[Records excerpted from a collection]
-.-.-

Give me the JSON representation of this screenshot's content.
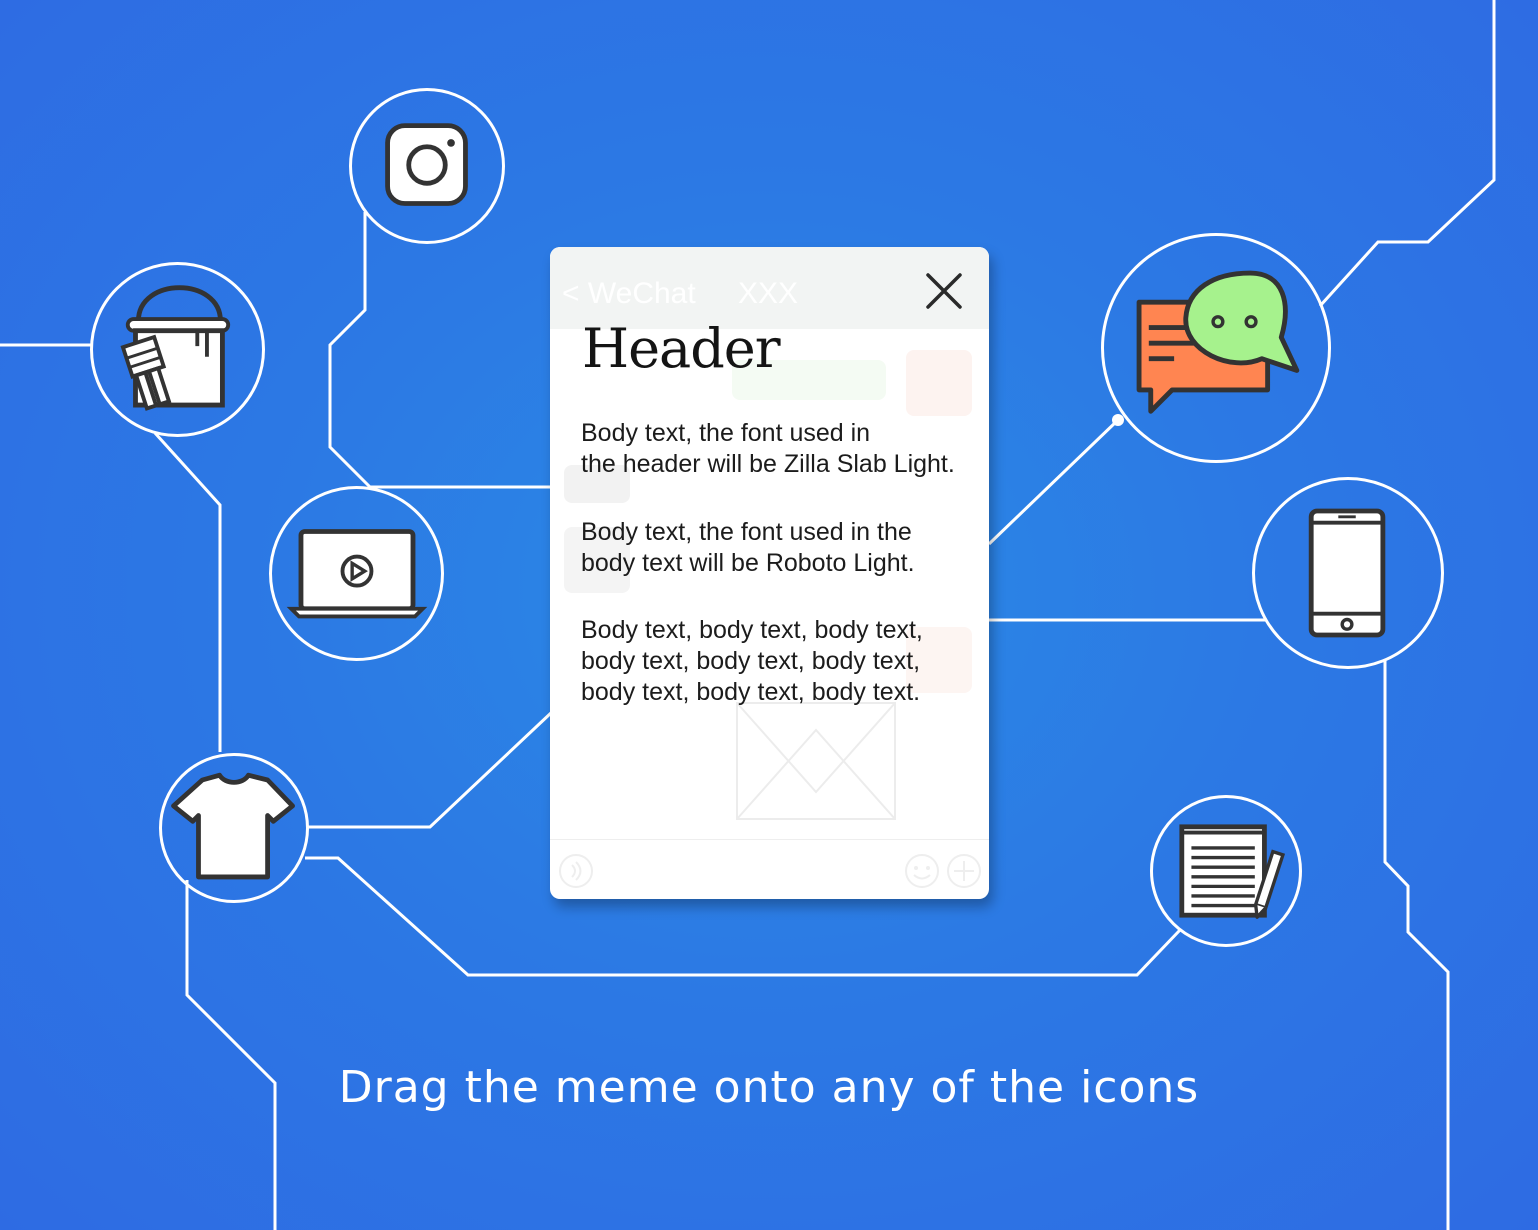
{
  "dialog": {
    "chat_back": "< WeChat",
    "chat_title": "XXX",
    "header": "Header",
    "paragraphs": [
      [
        "Body text, the font used in",
        "the header will be Zilla Slab Light."
      ],
      [
        "Body text, the font used in the",
        "body text will be Roboto Light."
      ],
      [
        "Body text, body text, body text,",
        "body text, body text, body text,",
        "body text, body text, body text."
      ]
    ]
  },
  "caption": "Drag the meme onto any of the icons",
  "icons": [
    "instagram-icon",
    "paint-bucket-icon",
    "laptop-video-icon",
    "tshirt-icon",
    "chat-bubbles-icon",
    "smartphone-icon",
    "notepad-icon",
    "close-icon"
  ],
  "colors": {
    "background": "#2c79e4",
    "line": "#ffffff",
    "icon_outline": "#333333",
    "chat_orange": "#ff8551",
    "chat_green": "#a6f28d"
  }
}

-.-.-

**EXERCISE INSTRUCTIONS**
Gather each line from the listing above that holds "icons".

**SOLVED PROBLEM**
  "caption": "Drag the meme onto any of the icons",
  "icons": [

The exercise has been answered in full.